(SUPPLIED DATA)
============

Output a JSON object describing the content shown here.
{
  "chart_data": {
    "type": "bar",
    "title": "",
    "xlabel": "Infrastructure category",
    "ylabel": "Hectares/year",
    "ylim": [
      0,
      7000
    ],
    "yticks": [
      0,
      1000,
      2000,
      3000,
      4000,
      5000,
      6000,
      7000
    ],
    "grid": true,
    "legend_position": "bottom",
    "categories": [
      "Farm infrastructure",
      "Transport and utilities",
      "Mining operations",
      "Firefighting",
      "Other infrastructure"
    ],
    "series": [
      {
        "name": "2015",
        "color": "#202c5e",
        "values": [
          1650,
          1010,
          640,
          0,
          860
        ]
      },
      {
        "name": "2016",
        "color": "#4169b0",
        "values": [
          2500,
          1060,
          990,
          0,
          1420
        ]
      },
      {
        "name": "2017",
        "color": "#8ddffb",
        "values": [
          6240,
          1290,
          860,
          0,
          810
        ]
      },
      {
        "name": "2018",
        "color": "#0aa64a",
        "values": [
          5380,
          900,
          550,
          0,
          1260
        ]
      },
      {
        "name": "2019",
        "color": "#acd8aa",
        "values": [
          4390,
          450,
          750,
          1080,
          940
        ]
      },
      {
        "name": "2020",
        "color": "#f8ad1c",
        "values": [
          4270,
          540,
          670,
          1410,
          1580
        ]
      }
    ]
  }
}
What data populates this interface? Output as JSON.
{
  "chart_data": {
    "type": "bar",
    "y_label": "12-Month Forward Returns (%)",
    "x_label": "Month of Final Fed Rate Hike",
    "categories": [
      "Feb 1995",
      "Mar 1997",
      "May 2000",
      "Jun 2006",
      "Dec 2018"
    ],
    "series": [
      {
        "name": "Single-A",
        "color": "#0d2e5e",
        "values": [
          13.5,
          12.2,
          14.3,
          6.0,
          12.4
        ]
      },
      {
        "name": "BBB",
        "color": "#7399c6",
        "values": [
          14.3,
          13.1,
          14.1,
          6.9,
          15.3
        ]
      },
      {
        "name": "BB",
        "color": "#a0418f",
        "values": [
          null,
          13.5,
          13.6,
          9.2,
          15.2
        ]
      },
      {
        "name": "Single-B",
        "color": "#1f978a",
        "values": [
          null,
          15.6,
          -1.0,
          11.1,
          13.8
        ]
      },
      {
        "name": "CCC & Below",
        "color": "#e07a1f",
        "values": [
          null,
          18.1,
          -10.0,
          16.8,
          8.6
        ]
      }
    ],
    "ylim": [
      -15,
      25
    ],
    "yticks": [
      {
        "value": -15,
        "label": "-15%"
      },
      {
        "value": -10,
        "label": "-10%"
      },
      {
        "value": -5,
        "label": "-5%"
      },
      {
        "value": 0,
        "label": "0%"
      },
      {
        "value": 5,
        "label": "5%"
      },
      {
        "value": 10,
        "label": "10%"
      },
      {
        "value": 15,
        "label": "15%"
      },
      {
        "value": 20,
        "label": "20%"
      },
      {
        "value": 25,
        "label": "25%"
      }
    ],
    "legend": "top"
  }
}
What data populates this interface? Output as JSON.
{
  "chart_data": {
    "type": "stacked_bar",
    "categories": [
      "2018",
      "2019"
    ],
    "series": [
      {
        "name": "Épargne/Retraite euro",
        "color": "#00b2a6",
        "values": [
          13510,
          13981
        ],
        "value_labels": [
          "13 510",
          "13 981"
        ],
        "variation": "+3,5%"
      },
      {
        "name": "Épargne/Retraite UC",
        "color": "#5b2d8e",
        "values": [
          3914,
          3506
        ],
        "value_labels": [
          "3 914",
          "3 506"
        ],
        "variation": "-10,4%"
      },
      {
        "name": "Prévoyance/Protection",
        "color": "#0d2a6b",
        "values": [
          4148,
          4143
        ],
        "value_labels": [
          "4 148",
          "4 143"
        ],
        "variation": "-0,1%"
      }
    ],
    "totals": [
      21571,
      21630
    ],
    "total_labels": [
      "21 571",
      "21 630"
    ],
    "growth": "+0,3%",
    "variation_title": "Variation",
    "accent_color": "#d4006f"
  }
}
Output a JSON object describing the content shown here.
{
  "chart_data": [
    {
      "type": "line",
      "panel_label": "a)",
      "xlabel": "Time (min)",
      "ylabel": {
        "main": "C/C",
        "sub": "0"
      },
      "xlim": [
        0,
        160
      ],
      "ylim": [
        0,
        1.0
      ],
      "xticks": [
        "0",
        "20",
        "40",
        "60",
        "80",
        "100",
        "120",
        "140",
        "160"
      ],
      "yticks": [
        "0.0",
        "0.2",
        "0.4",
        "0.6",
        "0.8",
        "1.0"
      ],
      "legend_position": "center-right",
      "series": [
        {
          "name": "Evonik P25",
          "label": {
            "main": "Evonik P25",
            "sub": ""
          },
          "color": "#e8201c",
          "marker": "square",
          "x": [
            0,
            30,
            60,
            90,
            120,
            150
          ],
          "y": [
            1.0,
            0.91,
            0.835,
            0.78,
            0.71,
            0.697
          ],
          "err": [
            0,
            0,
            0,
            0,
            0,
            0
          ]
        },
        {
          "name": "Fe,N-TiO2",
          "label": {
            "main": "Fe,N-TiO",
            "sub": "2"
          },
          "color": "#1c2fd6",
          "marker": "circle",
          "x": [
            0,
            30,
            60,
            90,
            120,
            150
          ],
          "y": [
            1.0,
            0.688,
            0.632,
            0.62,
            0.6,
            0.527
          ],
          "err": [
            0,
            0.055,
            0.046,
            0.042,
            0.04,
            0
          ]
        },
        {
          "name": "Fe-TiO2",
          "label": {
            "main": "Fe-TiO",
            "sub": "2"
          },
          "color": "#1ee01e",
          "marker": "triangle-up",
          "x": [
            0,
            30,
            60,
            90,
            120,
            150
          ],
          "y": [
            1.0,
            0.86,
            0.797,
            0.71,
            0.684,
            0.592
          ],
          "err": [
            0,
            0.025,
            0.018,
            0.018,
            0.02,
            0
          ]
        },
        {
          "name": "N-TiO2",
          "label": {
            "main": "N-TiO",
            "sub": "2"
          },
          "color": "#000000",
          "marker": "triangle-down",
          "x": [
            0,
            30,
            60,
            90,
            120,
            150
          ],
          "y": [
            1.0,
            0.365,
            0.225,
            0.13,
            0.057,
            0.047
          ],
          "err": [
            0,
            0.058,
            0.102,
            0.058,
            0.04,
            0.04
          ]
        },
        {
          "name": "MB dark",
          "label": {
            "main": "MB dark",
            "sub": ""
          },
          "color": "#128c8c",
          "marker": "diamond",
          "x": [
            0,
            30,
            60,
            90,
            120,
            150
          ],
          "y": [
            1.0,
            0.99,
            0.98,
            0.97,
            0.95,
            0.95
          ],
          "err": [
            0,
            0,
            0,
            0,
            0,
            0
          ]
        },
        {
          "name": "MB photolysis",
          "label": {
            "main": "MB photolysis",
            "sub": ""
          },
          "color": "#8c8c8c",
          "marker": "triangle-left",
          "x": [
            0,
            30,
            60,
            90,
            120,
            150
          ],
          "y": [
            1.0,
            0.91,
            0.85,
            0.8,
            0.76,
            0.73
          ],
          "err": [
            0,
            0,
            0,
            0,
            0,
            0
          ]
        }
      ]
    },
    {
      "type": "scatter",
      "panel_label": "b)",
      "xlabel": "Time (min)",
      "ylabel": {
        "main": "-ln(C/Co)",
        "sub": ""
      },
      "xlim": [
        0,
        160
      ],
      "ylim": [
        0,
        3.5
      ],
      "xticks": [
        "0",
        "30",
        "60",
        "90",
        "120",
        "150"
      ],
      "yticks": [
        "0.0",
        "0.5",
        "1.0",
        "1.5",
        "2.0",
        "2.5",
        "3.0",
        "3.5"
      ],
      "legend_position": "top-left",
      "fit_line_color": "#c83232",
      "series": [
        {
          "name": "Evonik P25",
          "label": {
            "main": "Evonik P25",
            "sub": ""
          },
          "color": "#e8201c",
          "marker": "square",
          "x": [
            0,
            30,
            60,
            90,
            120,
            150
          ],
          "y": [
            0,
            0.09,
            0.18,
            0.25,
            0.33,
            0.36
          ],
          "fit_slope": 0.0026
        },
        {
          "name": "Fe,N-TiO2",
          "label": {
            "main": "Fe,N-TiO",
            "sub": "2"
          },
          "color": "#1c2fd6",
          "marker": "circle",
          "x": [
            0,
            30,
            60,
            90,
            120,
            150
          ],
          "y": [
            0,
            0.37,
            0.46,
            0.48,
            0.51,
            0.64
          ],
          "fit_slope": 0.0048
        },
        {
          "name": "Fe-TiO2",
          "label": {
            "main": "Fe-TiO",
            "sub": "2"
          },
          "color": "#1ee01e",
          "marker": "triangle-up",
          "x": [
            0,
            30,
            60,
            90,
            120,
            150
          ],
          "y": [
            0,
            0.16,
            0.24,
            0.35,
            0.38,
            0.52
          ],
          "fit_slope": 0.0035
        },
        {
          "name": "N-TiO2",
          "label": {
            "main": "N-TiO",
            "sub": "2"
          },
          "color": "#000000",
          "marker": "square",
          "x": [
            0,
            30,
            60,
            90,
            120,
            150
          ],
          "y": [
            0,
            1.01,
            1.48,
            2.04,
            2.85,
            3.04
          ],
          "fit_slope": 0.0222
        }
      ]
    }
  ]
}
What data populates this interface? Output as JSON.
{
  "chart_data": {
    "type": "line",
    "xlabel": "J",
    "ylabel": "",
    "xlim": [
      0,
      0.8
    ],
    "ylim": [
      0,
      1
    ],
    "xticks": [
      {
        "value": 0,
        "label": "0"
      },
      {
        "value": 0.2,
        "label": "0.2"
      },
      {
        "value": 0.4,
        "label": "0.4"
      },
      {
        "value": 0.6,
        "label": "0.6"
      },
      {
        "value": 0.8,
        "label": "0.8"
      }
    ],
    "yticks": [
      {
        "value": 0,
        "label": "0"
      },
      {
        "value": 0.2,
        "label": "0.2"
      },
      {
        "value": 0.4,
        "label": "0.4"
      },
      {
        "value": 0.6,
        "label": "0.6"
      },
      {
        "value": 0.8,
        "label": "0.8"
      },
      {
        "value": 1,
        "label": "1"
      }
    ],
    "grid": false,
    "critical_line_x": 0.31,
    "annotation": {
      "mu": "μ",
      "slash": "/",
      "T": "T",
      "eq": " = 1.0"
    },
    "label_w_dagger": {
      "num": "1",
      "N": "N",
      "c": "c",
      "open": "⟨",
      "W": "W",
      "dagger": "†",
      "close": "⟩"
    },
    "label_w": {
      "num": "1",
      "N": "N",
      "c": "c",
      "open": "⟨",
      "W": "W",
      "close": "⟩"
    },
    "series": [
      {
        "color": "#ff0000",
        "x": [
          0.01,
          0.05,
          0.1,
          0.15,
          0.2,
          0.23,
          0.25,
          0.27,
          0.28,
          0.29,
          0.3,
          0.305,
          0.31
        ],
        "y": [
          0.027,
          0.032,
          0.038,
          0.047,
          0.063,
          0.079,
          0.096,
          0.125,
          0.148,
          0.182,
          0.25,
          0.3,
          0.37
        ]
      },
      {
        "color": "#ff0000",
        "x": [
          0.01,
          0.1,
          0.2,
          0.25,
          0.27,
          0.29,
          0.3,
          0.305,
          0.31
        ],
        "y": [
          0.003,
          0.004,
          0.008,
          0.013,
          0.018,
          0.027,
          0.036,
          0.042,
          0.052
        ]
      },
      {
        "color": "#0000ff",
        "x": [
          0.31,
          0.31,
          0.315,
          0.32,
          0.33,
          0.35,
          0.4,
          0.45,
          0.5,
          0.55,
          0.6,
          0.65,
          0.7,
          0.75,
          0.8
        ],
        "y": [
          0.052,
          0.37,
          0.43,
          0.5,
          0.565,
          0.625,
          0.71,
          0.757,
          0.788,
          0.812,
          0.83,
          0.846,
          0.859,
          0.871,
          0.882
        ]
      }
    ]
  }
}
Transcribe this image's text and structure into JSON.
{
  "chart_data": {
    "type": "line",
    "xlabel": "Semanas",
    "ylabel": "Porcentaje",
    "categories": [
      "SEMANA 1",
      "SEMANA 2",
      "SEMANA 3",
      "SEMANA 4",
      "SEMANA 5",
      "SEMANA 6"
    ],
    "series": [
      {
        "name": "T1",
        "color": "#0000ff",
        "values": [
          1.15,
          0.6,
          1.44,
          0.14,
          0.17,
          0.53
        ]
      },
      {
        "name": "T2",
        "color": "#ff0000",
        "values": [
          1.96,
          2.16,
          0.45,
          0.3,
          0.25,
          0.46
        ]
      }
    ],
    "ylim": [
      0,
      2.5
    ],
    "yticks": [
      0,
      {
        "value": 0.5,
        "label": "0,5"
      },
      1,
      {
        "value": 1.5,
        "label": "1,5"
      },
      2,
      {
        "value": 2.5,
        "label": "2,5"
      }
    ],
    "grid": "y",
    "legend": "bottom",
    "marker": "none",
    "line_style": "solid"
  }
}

============

(EXERCISE BRIEF) Extract from the data every line where "Épargne" shows up.

(EXERCISE OUTPUT)
        "name": "Épargne/Retraite euro",
        "name": "Épargne/Retraite UC",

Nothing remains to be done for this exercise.